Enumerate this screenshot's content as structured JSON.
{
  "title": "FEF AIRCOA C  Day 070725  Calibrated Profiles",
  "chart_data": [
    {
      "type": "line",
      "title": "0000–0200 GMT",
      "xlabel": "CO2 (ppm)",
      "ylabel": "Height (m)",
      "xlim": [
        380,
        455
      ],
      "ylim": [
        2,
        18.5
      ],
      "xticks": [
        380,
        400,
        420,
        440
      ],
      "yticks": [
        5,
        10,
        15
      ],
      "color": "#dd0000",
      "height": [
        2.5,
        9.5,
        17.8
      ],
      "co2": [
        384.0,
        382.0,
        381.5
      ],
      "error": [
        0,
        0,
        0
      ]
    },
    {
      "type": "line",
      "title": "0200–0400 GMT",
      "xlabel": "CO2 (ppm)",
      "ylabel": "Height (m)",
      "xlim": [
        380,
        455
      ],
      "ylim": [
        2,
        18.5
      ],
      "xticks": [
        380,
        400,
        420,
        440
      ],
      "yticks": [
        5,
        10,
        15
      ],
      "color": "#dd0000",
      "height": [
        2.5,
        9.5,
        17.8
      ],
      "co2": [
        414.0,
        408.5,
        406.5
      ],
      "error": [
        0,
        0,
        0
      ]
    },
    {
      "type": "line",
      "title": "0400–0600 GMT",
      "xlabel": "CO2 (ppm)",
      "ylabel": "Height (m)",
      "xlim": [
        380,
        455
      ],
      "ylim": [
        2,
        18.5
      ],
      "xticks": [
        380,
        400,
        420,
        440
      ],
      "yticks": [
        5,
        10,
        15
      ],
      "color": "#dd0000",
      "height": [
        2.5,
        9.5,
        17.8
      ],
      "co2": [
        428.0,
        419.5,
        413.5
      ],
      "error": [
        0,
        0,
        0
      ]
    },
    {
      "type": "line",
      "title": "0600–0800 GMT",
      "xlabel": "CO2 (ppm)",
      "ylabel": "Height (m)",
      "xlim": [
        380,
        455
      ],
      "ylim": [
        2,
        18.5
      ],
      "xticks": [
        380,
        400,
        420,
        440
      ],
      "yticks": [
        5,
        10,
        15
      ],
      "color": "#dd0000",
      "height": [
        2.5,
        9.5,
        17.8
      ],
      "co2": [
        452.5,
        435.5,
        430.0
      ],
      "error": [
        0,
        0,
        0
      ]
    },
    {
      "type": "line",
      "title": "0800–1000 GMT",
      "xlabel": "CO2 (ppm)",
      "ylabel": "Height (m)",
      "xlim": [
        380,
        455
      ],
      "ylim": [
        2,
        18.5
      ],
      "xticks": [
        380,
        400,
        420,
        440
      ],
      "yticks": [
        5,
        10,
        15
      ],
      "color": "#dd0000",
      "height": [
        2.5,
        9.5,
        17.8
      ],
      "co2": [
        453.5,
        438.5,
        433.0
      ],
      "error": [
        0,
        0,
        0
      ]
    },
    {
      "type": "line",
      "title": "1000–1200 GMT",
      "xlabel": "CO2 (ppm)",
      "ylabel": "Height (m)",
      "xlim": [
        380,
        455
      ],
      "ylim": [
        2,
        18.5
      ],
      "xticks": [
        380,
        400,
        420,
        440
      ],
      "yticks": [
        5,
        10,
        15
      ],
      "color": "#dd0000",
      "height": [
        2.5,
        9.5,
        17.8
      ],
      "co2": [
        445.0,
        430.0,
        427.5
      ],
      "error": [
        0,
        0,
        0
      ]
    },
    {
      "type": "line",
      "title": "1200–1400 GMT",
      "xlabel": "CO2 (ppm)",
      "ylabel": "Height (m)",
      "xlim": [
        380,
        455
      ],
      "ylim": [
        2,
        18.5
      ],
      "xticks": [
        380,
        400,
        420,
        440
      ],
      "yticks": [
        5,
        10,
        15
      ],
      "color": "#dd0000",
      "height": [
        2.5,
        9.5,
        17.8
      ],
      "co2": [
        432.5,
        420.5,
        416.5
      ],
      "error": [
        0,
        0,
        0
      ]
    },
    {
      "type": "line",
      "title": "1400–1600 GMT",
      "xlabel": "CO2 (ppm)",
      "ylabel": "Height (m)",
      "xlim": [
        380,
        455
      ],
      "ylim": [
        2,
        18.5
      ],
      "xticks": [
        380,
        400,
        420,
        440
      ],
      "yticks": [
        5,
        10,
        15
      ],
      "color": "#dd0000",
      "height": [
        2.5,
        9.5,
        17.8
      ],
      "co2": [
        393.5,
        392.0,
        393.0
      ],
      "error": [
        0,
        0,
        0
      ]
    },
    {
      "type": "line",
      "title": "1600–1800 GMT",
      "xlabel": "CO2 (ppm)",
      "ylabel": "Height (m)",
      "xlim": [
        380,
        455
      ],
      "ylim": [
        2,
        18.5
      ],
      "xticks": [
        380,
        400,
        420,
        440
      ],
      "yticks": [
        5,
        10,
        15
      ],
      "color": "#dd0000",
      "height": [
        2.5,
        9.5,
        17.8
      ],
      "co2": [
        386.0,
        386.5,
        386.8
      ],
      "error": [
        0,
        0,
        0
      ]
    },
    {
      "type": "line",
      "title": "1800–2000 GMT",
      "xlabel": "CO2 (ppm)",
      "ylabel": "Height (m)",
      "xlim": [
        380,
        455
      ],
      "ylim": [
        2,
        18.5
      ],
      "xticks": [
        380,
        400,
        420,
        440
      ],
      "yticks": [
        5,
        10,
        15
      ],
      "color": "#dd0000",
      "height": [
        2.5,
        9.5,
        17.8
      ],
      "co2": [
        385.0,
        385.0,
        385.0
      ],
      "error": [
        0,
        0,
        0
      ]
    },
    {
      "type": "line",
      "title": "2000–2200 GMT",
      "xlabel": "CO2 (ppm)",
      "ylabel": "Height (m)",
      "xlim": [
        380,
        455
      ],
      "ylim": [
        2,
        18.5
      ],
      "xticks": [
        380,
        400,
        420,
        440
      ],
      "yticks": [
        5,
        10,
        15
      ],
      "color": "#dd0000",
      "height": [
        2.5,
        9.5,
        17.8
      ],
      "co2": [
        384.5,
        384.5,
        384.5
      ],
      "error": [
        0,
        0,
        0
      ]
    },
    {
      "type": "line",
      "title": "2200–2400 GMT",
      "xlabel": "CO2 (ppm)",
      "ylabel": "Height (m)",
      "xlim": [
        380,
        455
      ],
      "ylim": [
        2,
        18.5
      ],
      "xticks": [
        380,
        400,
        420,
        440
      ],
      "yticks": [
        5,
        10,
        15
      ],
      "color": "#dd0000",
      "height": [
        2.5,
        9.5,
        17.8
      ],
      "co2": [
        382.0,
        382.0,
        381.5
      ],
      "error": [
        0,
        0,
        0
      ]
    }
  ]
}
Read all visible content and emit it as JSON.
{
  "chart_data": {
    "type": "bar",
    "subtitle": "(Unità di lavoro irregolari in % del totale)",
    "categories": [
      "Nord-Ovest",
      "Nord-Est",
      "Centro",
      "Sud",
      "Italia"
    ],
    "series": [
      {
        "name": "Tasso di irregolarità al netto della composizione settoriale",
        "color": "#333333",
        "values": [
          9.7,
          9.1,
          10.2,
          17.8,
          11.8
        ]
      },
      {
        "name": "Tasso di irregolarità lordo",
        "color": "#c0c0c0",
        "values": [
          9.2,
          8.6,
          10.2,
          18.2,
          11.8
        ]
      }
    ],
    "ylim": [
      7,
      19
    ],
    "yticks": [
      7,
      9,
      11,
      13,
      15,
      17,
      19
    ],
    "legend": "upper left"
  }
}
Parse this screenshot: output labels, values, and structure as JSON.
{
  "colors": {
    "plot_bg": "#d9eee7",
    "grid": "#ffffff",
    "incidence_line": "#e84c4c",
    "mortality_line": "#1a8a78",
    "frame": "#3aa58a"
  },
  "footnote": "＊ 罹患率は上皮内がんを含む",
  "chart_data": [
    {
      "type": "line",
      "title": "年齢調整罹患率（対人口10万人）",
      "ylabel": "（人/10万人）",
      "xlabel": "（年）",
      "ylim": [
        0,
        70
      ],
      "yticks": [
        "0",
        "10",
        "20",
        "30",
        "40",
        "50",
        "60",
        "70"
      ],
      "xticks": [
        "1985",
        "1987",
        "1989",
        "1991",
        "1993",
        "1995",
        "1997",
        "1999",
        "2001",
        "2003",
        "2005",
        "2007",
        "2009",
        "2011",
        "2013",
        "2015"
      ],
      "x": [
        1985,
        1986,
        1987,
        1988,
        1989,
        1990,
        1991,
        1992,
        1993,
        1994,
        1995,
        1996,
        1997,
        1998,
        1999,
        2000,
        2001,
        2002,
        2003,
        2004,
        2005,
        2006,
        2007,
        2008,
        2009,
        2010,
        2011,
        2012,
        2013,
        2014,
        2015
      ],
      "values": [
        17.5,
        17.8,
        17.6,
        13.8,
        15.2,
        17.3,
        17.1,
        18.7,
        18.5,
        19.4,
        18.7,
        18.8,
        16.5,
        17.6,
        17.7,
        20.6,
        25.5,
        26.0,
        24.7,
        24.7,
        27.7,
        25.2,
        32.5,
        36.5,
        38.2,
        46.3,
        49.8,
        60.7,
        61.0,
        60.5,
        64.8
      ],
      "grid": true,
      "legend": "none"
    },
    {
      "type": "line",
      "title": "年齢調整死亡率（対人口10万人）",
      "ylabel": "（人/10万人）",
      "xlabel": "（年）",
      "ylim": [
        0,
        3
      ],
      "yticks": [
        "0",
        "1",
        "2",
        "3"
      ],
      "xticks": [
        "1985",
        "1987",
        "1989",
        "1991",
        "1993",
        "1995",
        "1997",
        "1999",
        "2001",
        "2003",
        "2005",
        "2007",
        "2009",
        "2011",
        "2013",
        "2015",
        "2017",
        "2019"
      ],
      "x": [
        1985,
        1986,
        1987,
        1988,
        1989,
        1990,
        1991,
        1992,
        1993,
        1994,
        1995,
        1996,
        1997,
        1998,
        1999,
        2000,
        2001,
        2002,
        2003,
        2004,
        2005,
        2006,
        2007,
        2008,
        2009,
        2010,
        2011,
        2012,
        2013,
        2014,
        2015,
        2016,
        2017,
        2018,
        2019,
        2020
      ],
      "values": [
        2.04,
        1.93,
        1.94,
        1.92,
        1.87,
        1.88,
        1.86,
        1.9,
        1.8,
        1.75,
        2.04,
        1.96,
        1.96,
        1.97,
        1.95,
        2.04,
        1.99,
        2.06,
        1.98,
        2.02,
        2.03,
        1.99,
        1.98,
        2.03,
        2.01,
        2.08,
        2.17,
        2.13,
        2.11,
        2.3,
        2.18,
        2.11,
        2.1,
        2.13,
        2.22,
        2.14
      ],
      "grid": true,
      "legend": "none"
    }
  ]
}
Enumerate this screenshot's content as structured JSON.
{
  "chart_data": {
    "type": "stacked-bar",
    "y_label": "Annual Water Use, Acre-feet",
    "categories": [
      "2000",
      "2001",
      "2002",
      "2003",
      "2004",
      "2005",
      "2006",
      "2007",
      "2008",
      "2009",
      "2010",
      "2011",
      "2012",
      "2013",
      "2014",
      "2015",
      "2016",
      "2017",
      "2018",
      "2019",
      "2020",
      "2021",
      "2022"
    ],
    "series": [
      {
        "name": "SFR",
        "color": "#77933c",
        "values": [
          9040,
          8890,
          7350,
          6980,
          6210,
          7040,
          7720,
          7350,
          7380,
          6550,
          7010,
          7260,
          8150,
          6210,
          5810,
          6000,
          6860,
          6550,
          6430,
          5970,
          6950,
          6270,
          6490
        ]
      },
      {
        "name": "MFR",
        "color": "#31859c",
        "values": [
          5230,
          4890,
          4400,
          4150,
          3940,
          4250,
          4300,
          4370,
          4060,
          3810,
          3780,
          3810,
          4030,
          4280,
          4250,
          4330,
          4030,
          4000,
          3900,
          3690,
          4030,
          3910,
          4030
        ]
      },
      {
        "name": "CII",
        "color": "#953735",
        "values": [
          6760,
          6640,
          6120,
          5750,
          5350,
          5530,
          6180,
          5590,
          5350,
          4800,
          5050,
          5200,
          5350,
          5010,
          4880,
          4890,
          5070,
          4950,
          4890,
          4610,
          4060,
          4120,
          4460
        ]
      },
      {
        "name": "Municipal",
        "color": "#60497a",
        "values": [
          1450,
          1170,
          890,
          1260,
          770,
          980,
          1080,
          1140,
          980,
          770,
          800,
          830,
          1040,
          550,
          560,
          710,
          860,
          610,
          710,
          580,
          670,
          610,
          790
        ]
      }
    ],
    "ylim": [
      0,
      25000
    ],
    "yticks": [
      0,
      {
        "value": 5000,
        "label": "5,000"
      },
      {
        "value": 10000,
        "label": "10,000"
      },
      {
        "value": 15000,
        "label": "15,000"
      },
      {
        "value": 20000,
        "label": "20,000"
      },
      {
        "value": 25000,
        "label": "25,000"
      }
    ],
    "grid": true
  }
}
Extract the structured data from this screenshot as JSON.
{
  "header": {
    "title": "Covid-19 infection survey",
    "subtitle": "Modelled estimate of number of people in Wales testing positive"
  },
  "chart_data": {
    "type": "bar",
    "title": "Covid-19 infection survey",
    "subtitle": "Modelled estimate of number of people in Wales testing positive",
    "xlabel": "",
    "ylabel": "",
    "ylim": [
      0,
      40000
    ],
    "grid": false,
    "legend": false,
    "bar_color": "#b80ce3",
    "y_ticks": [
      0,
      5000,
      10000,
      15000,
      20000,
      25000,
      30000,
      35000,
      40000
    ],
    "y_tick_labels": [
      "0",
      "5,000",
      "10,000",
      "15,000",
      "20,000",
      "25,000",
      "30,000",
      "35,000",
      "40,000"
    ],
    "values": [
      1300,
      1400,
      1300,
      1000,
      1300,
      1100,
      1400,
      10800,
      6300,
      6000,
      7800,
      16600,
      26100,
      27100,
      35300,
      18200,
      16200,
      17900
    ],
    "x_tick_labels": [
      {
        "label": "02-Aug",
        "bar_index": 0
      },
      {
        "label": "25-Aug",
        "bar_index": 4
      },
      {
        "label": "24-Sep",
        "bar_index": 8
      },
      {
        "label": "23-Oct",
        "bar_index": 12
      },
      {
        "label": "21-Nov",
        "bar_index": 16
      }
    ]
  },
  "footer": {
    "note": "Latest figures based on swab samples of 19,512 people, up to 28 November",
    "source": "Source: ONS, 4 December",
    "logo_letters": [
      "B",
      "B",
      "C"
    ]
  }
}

[WORK TO BE COMPLETED]
Collect each line holding the string "JSON".

[THE SOLUTION]
Enumerate this screenshot's content as structured JSON.
Read all visible content and emit it as JSON.
Parse this screenshot: output labels, values, and structure as JSON.
Enumerate this screenshot's content as structured JSON.
Extract the structured data from this screenshot as JSON.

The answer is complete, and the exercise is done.